Exercise objective:
All of the data below must be repeated exactly.

Supplied information:
▬▬▬▬▬▬
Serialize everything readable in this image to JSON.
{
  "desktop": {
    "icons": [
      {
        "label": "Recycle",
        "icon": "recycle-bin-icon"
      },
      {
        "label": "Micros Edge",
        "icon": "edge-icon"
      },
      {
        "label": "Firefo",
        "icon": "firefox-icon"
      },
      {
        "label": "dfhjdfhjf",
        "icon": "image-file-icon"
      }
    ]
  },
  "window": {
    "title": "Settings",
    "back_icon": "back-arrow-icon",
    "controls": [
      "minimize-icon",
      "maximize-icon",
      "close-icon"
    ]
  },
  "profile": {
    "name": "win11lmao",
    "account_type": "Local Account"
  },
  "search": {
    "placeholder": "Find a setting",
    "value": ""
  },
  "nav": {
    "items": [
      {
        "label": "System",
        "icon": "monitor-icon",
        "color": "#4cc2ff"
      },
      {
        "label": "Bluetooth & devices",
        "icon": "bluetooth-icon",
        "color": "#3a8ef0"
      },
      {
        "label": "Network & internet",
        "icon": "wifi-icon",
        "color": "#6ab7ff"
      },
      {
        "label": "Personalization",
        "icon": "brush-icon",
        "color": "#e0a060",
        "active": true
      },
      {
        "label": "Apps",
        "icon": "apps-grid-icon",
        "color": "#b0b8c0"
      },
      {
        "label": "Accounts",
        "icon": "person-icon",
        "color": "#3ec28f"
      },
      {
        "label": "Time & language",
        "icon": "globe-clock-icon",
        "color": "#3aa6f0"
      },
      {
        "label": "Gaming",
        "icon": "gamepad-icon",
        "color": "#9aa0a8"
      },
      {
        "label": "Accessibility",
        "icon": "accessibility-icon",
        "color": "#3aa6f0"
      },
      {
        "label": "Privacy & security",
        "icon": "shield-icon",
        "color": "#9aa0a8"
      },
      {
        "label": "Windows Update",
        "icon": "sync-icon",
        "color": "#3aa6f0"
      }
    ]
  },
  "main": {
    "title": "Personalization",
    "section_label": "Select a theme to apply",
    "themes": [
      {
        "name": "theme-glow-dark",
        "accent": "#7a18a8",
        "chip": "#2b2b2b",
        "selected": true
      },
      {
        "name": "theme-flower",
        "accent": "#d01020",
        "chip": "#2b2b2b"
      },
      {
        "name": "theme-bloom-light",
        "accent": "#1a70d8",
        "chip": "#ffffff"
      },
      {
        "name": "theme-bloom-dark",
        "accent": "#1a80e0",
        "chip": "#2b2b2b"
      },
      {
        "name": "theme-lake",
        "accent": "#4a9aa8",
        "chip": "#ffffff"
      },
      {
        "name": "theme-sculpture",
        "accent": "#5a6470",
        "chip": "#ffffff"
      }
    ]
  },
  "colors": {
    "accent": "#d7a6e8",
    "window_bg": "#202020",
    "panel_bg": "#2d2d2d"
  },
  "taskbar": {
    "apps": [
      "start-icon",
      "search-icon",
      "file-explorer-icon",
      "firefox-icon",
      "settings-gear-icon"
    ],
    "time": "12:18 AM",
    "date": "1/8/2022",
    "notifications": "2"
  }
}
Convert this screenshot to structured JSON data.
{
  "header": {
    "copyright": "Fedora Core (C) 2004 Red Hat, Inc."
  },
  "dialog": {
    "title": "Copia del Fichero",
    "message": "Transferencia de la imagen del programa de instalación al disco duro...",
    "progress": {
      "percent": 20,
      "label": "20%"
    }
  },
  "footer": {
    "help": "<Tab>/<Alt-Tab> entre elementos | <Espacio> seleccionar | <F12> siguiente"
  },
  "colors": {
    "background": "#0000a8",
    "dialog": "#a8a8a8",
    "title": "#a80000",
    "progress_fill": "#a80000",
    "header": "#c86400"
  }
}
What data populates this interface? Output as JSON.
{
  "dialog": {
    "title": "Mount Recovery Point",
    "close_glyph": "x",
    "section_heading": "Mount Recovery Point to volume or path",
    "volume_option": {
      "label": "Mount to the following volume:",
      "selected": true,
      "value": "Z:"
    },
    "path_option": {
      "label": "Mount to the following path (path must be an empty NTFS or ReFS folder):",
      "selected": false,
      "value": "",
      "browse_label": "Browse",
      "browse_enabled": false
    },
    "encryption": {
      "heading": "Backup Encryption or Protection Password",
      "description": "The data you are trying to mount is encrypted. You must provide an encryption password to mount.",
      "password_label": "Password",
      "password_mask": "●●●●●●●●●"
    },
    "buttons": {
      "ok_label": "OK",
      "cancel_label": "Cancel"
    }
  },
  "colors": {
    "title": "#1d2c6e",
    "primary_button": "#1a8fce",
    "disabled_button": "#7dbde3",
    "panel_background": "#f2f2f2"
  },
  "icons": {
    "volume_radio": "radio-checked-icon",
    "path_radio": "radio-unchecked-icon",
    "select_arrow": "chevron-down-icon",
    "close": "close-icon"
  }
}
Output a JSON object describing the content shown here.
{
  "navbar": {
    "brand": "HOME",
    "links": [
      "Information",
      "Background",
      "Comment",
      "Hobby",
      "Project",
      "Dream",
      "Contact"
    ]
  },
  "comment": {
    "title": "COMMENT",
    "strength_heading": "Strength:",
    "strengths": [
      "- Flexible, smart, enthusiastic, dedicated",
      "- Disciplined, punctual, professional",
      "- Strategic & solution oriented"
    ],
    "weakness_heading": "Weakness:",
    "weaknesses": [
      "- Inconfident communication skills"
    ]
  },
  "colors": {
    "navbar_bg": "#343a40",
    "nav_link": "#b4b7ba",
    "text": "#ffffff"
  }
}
▬▬▬▬▬▬
In response:
Serialize everything readable in this image to JSON.
{
  "desktop": {
    "icons": [
      {
        "label": "Recycle",
        "icon": "recycle-bin-icon"
      },
      {
        "label": "Micros Edge",
        "icon": "edge-icon"
      },
      {
        "label": "Firefo",
        "icon": "firefox-icon"
      },
      {
        "label": "dfhjdfhjf",
        "icon": "image-file-icon"
      }
    ]
  },
  "window": {
    "title": "Settings",
    "back_icon": "back-arrow-icon",
    "controls": [
      "minimize-icon",
      "maximize-icon",
      "close-icon"
    ]
  },
  "profile": {
    "name": "win11lmao",
    "account_type": "Local Account"
  },
  "search": {
    "placeholder": "Find a setting",
    "value": ""
  },
  "nav": {
    "items": [
      {
        "label": "System",
        "icon": "monitor-icon",
        "color": "#4cc2ff"
      },
      {
        "label": "Bluetooth & devices",
        "icon": "bluetooth-icon",
        "color": "#3a8ef0"
      },
      {
        "label": "Network & internet",
        "icon": "wifi-icon",
        "color": "#6ab7ff"
      },
      {
        "label": "Personalization",
        "icon": "brush-icon",
        "color": "#e0a060",
        "active": true
      },
      {
        "label": "Apps",
        "icon": "apps-grid-icon",
        "color": "#b0b8c0"
      },
      {
        "label": "Accounts",
        "icon": "person-icon",
        "color": "#3ec28f"
      },
      {
        "label": "Time & language",
        "icon": "globe-clock-icon",
        "color": "#3aa6f0"
      },
      {
        "label": "Gaming",
        "icon": "gamepad-icon",
        "color": "#9aa0a8"
      },
      {
        "label": "Accessibility",
        "icon": "accessibility-icon",
        "color": "#3aa6f0"
      },
      {
        "label": "Privacy & security",
        "icon": "shield-icon",
        "color": "#9aa0a8"
      },
      {
        "label": "Windows Update",
        "icon": "sync-icon",
        "color": "#3aa6f0"
      }
    ]
  },
  "main": {
    "title": "Personalization",
    "section_label": "Select a theme to apply",
    "themes": [
      {
        "name": "theme-glow-dark",
        "accent": "#7a18a8",
        "chip": "#2b2b2b",
        "selected": true
      },
      {
        "name": "theme-flower",
        "accent": "#d01020",
        "chip": "#2b2b2b"
      },
      {
        "name": "theme-bloom-light",
        "accent": "#1a70d8",
        "chip": "#ffffff"
      },
      {
        "name": "theme-bloom-dark",
        "accent": "#1a80e0",
        "chip": "#2b2b2b"
      },
      {
        "name": "theme-lake",
        "accent": "#4a9aa8",
        "chip": "#ffffff"
      },
      {
        "name": "theme-sculpture",
        "accent": "#5a6470",
        "chip": "#ffffff"
      }
    ]
  },
  "colors": {
    "accent": "#d7a6e8",
    "window_bg": "#202020",
    "panel_bg": "#2d2d2d"
  },
  "taskbar": {
    "apps": [
      "start-icon",
      "search-icon",
      "file-explorer-icon",
      "firefox-icon",
      "settings-gear-icon"
    ],
    "time": "12:18 AM",
    "date": "1/8/2022",
    "notifications": "2"
  }
}
Convert this screenshot to structured JSON data.
{
  "header": {
    "copyright": "Fedora Core (C) 2004 Red Hat, Inc."
  },
  "dialog": {
    "title": "Copia del Fichero",
    "message": "Transferencia de la imagen del programa de instalación al disco duro...",
    "progress": {
      "percent": 20,
      "label": "20%"
    }
  },
  "footer": {
    "help": "<Tab>/<Alt-Tab> entre elementos | <Espacio> seleccionar | <F12> siguiente"
  },
  "colors": {
    "background": "#0000a8",
    "dialog": "#a8a8a8",
    "title": "#a80000",
    "progress_fill": "#a80000",
    "header": "#c86400"
  }
}
What data populates this interface? Output as JSON.
{
  "dialog": {
    "title": "Mount Recovery Point",
    "close_glyph": "x",
    "section_heading": "Mount Recovery Point to volume or path",
    "volume_option": {
      "label": "Mount to the following volume:",
      "selected": true,
      "value": "Z:"
    },
    "path_option": {
      "label": "Mount to the following path (path must be an empty NTFS or ReFS folder):",
      "selected": false,
      "value": "",
      "browse_label": "Browse",
      "browse_enabled": false
    },
    "encryption": {
      "heading": "Backup Encryption or Protection Password",
      "description": "The data you are trying to mount is encrypted. You must provide an encryption password to mount.",
      "password_label": "Password",
      "password_mask": "●●●●●●●●●"
    },
    "buttons": {
      "ok_label": "OK",
      "cancel_label": "Cancel"
    }
  },
  "colors": {
    "title": "#1d2c6e",
    "primary_button": "#1a8fce",
    "disabled_button": "#7dbde3",
    "panel_background": "#f2f2f2"
  },
  "icons": {
    "volume_radio": "radio-checked-icon",
    "path_radio": "radio-unchecked-icon",
    "select_arrow": "chevron-down-icon",
    "close": "close-icon"
  }
}
Output a JSON object describing the content shown here.
{
  "navbar": {
    "brand": "HOME",
    "links": [
      "Information",
      "Background",
      "Comment",
      "Hobby",
      "Project",
      "Dream",
      "Contact"
    ]
  },
  "comment": {
    "title": "COMMENT",
    "strength_heading": "Strength:",
    "strengths": [
      "- Flexible, smart, enthusiastic, dedicated",
      "- Disciplined, punctual, professional",
      "- Strategic & solution oriented"
    ],
    "weakness_heading": "Weakness:",
    "weaknesses": [
      "- Inconfident communication skills"
    ]
  },
  "colors": {
    "navbar_bg": "#343a40",
    "nav_link": "#b4b7ba",
    "text": "#ffffff"
  }
}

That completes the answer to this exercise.